» **DATA SHOWN**:
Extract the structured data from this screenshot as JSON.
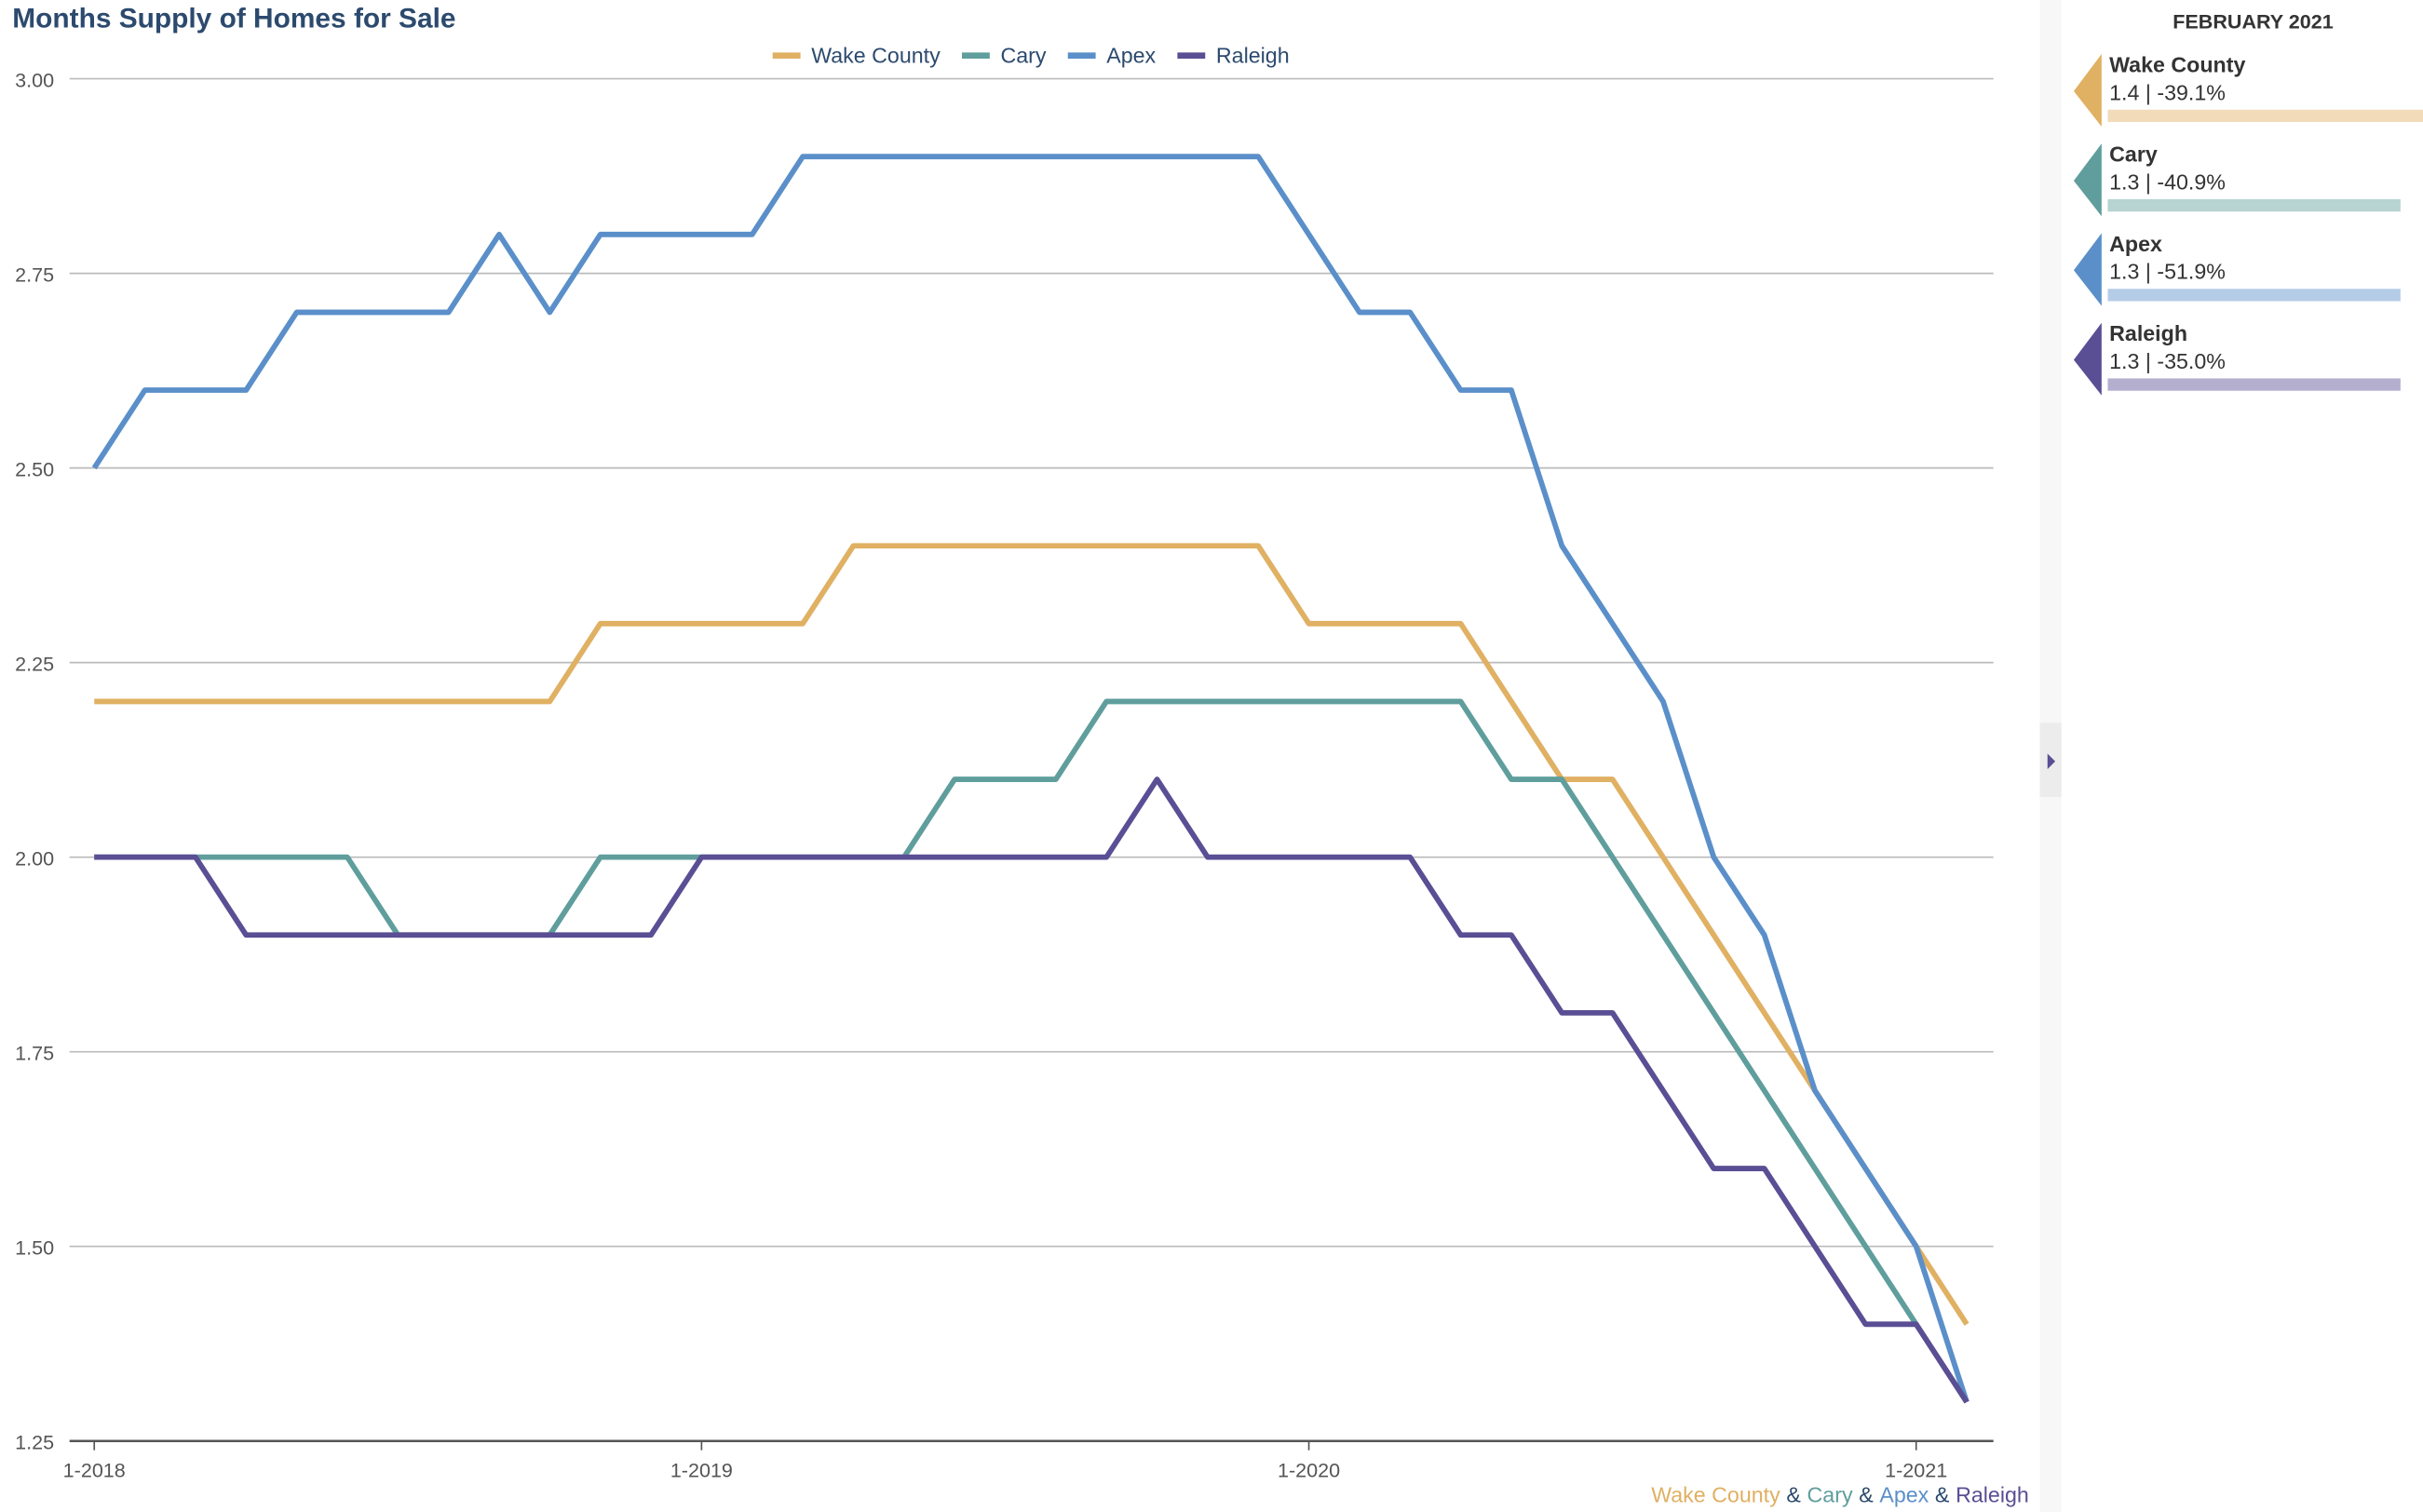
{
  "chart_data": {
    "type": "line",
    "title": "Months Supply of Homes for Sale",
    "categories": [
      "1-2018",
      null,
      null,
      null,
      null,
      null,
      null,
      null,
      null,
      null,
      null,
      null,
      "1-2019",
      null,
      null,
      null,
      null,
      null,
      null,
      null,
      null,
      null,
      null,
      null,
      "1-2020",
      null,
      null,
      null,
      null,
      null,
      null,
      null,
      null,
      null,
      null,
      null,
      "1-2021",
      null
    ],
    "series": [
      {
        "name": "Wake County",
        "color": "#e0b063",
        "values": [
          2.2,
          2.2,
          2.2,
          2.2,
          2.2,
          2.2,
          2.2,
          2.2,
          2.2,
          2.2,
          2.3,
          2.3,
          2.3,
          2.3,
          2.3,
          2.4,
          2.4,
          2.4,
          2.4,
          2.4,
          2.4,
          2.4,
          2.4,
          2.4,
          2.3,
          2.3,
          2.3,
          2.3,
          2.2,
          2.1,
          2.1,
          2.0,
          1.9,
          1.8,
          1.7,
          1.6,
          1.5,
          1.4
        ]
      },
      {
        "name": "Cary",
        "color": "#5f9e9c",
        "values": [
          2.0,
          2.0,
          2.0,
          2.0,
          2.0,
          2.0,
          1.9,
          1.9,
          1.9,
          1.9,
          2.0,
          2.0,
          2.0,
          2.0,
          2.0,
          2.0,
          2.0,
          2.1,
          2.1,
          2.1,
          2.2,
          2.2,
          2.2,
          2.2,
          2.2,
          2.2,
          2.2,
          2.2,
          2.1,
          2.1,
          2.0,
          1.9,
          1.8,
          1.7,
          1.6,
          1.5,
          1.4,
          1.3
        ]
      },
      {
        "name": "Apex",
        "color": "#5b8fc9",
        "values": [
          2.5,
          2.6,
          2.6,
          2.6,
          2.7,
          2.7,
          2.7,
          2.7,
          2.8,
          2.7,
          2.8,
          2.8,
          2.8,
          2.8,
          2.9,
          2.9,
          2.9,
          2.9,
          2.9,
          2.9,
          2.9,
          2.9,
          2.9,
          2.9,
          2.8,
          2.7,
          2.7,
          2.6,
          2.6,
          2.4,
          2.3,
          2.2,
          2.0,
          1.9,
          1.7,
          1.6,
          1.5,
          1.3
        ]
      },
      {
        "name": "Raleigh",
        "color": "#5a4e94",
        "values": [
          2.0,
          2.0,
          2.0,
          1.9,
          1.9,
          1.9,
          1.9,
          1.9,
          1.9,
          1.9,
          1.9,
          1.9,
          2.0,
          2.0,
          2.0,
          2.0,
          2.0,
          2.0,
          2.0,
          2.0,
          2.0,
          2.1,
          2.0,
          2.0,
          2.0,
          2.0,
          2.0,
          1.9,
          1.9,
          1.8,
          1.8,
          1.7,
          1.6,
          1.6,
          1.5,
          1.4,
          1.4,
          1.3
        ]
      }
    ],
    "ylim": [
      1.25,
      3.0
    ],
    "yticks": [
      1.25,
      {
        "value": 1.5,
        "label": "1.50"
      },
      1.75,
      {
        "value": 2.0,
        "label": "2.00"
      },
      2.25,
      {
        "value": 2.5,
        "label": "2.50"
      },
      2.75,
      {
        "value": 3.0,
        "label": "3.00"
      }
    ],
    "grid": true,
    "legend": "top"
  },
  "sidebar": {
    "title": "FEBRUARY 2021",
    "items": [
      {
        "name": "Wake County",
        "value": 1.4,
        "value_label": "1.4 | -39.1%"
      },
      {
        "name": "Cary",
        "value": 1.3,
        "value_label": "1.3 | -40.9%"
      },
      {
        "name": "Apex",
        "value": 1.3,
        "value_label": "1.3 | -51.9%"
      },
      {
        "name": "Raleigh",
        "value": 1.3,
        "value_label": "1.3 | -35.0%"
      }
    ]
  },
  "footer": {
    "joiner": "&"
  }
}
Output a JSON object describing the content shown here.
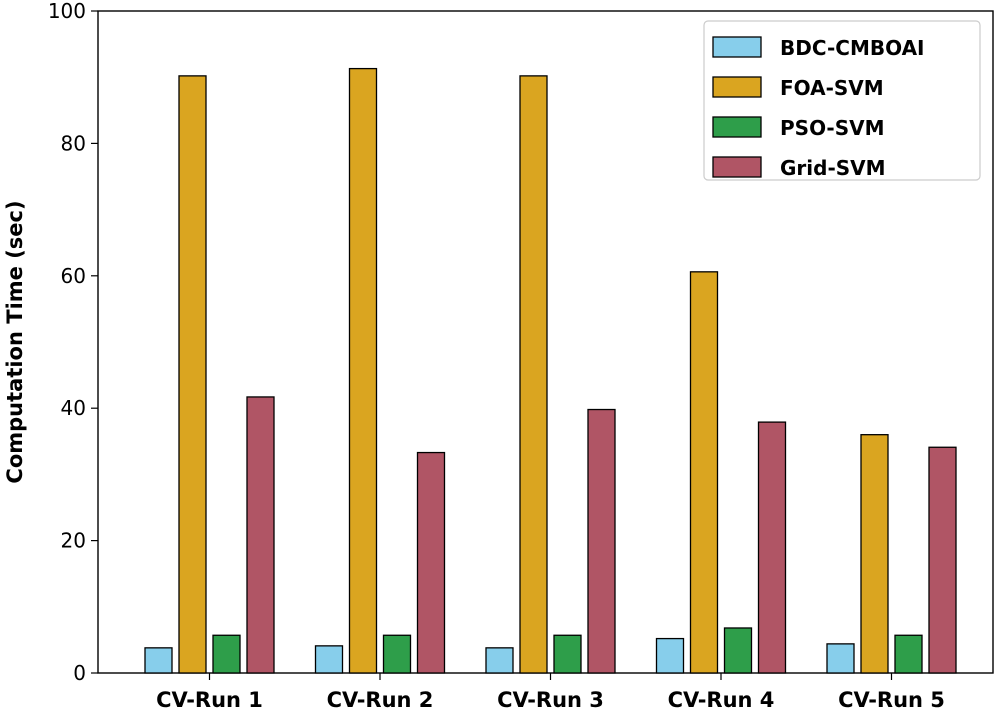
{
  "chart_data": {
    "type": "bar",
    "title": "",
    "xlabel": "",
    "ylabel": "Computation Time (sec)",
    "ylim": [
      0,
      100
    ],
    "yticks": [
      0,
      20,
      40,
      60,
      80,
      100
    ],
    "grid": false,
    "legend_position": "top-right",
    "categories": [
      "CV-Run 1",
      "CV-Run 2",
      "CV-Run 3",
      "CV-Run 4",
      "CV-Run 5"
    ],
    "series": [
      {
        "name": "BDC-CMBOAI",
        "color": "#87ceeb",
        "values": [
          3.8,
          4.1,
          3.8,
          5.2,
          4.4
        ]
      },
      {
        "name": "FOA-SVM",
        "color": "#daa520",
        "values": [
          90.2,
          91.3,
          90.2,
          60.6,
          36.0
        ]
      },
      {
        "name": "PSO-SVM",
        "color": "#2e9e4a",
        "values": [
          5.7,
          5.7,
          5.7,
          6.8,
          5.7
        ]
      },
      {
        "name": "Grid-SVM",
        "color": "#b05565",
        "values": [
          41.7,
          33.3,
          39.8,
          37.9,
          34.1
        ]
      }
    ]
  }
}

» **REQUIRED WORK**: Your task is to return the entries above exactly, with no pictures.

» **RESULT OF THE EXERCISE**:
Extract the structured data from this screenshot as JSON.
{
  "chart_data": {
    "type": "line",
    "title": "Months Supply of Homes for Sale",
    "categories": [
      "1-2018",
      null,
      null,
      null,
      null,
      null,
      null,
      null,
      null,
      null,
      null,
      null,
      "1-2019",
      null,
      null,
      null,
      null,
      null,
      null,
      null,
      null,
      null,
      null,
      null,
      "1-2020",
      null,
      null,
      null,
      null,
      null,
      null,
      null,
      null,
      null,
      null,
      null,
      "1-2021",
      null
    ],
    "series": [
      {
        "name": "Wake County",
        "color": "#e0b063",
        "values": [
          2.2,
          2.2,
          2.2,
          2.2,
          2.2,
          2.2,
          2.2,
          2.2,
          2.2,
          2.2,
          2.3,
          2.3,
          2.3,
          2.3,
          2.3,
          2.4,
          2.4,
          2.4,
          2.4,
          2.4,
          2.4,
          2.4,
          2.4,
          2.4,
          2.3,
          2.3,
          2.3,
          2.3,
          2.2,
          2.1,
          2.1,
          2.0,
          1.9,
          1.8,
          1.7,
          1.6,
          1.5,
          1.4
        ]
      },
      {
        "name": "Cary",
        "color": "#5f9e9c",
        "values": [
          2.0,
          2.0,
          2.0,
          2.0,
          2.0,
          2.0,
          1.9,
          1.9,
          1.9,
          1.9,
          2.0,
          2.0,
          2.0,
          2.0,
          2.0,
          2.0,
          2.0,
          2.1,
          2.1,
          2.1,
          2.2,
          2.2,
          2.2,
          2.2,
          2.2,
          2.2,
          2.2,
          2.2,
          2.1,
          2.1,
          2.0,
          1.9,
          1.8,
          1.7,
          1.6,
          1.5,
          1.4,
          1.3
        ]
      },
      {
        "name": "Apex",
        "color": "#5b8fc9",
        "values": [
          2.5,
          2.6,
          2.6,
          2.6,
          2.7,
          2.7,
          2.7,
          2.7,
          2.8,
          2.7,
          2.8,
          2.8,
          2.8,
          2.8,
          2.9,
          2.9,
          2.9,
          2.9,
          2.9,
          2.9,
          2.9,
          2.9,
          2.9,
          2.9,
          2.8,
          2.7,
          2.7,
          2.6,
          2.6,
          2.4,
          2.3,
          2.2,
          2.0,
          1.9,
          1.7,
          1.6,
          1.5,
          1.3
        ]
      },
      {
        "name": "Raleigh",
        "color": "#5a4e94",
        "values": [
          2.0,
          2.0,
          2.0,
          1.9,
          1.9,
          1.9,
          1.9,
          1.9,
          1.9,
          1.9,
          1.9,
          1.9,
          2.0,
          2.0,
          2.0,
          2.0,
          2.0,
          2.0,
          2.0,
          2.0,
          2.0,
          2.1,
          2.0,
          2.0,
          2.0,
          2.0,
          2.0,
          1.9,
          1.9,
          1.8,
          1.8,
          1.7,
          1.6,
          1.6,
          1.5,
          1.4,
          1.4,
          1.3
        ]
      }
    ],
    "ylim": [
      1.25,
      3.0
    ],
    "yticks": [
      1.25,
      {
        "value": 1.5,
        "label": "1.50"
      },
      1.75,
      {
        "value": 2.0,
        "label": "2.00"
      },
      2.25,
      {
        "value": 2.5,
        "label": "2.50"
      },
      2.75,
      {
        "value": 3.0,
        "label": "3.00"
      }
    ],
    "grid": true,
    "legend": "top"
  },
  "sidebar": {
    "title": "FEBRUARY 2021",
    "items": [
      {
        "name": "Wake County",
        "value": 1.4,
        "value_label": "1.4 | -39.1%"
      },
      {
        "name": "Cary",
        "value": 1.3,
        "value_label": "1.3 | -40.9%"
      },
      {
        "name": "Apex",
        "value": 1.3,
        "value_label": "1.3 | -51.9%"
      },
      {
        "name": "Raleigh",
        "value": 1.3,
        "value_label": "1.3 | -35.0%"
      }
    ]
  },
  "footer": {
    "joiner": "&"
  }
}
Output a JSON object describing the content shown here.
{
  "chart_data": {
    "type": "bar",
    "title": "",
    "xlabel": "",
    "ylabel": "Computation Time (sec)",
    "ylim": [
      0,
      100
    ],
    "yticks": [
      0,
      20,
      40,
      60,
      80,
      100
    ],
    "grid": false,
    "legend_position": "top-right",
    "categories": [
      "CV-Run 1",
      "CV-Run 2",
      "CV-Run 3",
      "CV-Run 4",
      "CV-Run 5"
    ],
    "series": [
      {
        "name": "BDC-CMBOAI",
        "color": "#87ceeb",
        "values": [
          3.8,
          4.1,
          3.8,
          5.2,
          4.4
        ]
      },
      {
        "name": "FOA-SVM",
        "color": "#daa520",
        "values": [
          90.2,
          91.3,
          90.2,
          60.6,
          36.0
        ]
      },
      {
        "name": "PSO-SVM",
        "color": "#2e9e4a",
        "values": [
          5.7,
          5.7,
          5.7,
          6.8,
          5.7
        ]
      },
      {
        "name": "Grid-SVM",
        "color": "#b05565",
        "values": [
          41.7,
          33.3,
          39.8,
          37.9,
          34.1
        ]
      }
    ]
  }
}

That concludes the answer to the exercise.